WHAT THE TASK REQUIRES.
Extract every entry word for word.

EXCERPTED RECORDS.
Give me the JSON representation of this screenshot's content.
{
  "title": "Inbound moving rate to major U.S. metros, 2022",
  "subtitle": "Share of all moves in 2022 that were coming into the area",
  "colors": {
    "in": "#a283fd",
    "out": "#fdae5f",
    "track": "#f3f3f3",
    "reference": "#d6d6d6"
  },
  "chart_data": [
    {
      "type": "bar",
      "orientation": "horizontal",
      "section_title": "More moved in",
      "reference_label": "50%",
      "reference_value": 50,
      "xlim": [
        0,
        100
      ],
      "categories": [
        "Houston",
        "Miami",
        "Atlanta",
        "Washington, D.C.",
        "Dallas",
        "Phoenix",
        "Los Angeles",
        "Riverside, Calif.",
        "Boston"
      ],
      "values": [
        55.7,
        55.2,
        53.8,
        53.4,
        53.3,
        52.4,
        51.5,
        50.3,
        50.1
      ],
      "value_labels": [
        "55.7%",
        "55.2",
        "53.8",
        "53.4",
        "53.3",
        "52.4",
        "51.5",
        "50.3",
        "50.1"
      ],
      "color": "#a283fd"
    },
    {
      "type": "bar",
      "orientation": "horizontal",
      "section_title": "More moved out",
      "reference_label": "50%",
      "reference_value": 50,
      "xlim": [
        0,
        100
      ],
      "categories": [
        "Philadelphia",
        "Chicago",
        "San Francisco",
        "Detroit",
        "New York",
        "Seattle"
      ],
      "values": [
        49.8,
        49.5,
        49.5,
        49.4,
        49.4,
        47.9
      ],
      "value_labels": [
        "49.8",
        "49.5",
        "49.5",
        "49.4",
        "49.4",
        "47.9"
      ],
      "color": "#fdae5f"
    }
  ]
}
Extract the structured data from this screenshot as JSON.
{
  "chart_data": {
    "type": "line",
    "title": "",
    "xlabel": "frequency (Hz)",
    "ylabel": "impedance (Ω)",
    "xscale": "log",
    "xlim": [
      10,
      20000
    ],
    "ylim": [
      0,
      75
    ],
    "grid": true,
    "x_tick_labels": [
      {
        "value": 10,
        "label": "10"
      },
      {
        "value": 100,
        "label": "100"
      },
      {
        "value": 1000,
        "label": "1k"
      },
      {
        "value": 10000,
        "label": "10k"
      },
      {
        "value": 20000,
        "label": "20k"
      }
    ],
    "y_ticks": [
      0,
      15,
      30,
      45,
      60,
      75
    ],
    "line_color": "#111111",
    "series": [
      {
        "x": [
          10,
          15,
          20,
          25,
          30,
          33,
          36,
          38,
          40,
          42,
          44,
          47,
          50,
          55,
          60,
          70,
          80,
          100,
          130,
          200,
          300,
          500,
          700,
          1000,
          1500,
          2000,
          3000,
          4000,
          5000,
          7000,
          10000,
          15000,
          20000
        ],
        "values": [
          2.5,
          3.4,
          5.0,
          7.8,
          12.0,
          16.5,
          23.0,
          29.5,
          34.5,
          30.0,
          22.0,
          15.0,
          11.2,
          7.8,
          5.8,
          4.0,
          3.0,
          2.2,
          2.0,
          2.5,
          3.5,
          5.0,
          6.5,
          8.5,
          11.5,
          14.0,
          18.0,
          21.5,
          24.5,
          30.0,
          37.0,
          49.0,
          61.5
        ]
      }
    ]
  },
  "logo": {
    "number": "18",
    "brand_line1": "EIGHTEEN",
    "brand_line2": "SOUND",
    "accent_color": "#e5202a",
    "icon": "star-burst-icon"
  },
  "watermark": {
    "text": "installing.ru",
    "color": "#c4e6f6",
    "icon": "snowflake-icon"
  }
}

RESULT OF THIS TASK.
Give me the JSON representation of this screenshot's content.
{
  "title": "Inbound moving rate to major U.S. metros, 2022",
  "subtitle": "Share of all moves in 2022 that were coming into the area",
  "colors": {
    "in": "#a283fd",
    "out": "#fdae5f",
    "track": "#f3f3f3",
    "reference": "#d6d6d6"
  },
  "chart_data": [
    {
      "type": "bar",
      "orientation": "horizontal",
      "section_title": "More moved in",
      "reference_label": "50%",
      "reference_value": 50,
      "xlim": [
        0,
        100
      ],
      "categories": [
        "Houston",
        "Miami",
        "Atlanta",
        "Washington, D.C.",
        "Dallas",
        "Phoenix",
        "Los Angeles",
        "Riverside, Calif.",
        "Boston"
      ],
      "values": [
        55.7,
        55.2,
        53.8,
        53.4,
        53.3,
        52.4,
        51.5,
        50.3,
        50.1
      ],
      "value_labels": [
        "55.7%",
        "55.2",
        "53.8",
        "53.4",
        "53.3",
        "52.4",
        "51.5",
        "50.3",
        "50.1"
      ],
      "color": "#a283fd"
    },
    {
      "type": "bar",
      "orientation": "horizontal",
      "section_title": "More moved out",
      "reference_label": "50%",
      "reference_value": 50,
      "xlim": [
        0,
        100
      ],
      "categories": [
        "Philadelphia",
        "Chicago",
        "San Francisco",
        "Detroit",
        "New York",
        "Seattle"
      ],
      "values": [
        49.8,
        49.5,
        49.5,
        49.4,
        49.4,
        47.9
      ],
      "value_labels": [
        "49.8",
        "49.5",
        "49.5",
        "49.4",
        "49.4",
        "47.9"
      ],
      "color": "#fdae5f"
    }
  ]
}
Extract the structured data from this screenshot as JSON.
{
  "chart_data": {
    "type": "line",
    "title": "",
    "xlabel": "frequency (Hz)",
    "ylabel": "impedance (Ω)",
    "xscale": "log",
    "xlim": [
      10,
      20000
    ],
    "ylim": [
      0,
      75
    ],
    "grid": true,
    "x_tick_labels": [
      {
        "value": 10,
        "label": "10"
      },
      {
        "value": 100,
        "label": "100"
      },
      {
        "value": 1000,
        "label": "1k"
      },
      {
        "value": 10000,
        "label": "10k"
      },
      {
        "value": 20000,
        "label": "20k"
      }
    ],
    "y_ticks": [
      0,
      15,
      30,
      45,
      60,
      75
    ],
    "line_color": "#111111",
    "series": [
      {
        "x": [
          10,
          15,
          20,
          25,
          30,
          33,
          36,
          38,
          40,
          42,
          44,
          47,
          50,
          55,
          60,
          70,
          80,
          100,
          130,
          200,
          300,
          500,
          700,
          1000,
          1500,
          2000,
          3000,
          4000,
          5000,
          7000,
          10000,
          15000,
          20000
        ],
        "values": [
          2.5,
          3.4,
          5.0,
          7.8,
          12.0,
          16.5,
          23.0,
          29.5,
          34.5,
          30.0,
          22.0,
          15.0,
          11.2,
          7.8,
          5.8,
          4.0,
          3.0,
          2.2,
          2.0,
          2.5,
          3.5,
          5.0,
          6.5,
          8.5,
          11.5,
          14.0,
          18.0,
          21.5,
          24.5,
          30.0,
          37.0,
          49.0,
          61.5
        ]
      }
    ]
  },
  "logo": {
    "number": "18",
    "brand_line1": "EIGHTEEN",
    "brand_line2": "SOUND",
    "accent_color": "#e5202a",
    "icon": "star-burst-icon"
  },
  "watermark": {
    "text": "installing.ru",
    "color": "#c4e6f6",
    "icon": "snowflake-icon"
  }
}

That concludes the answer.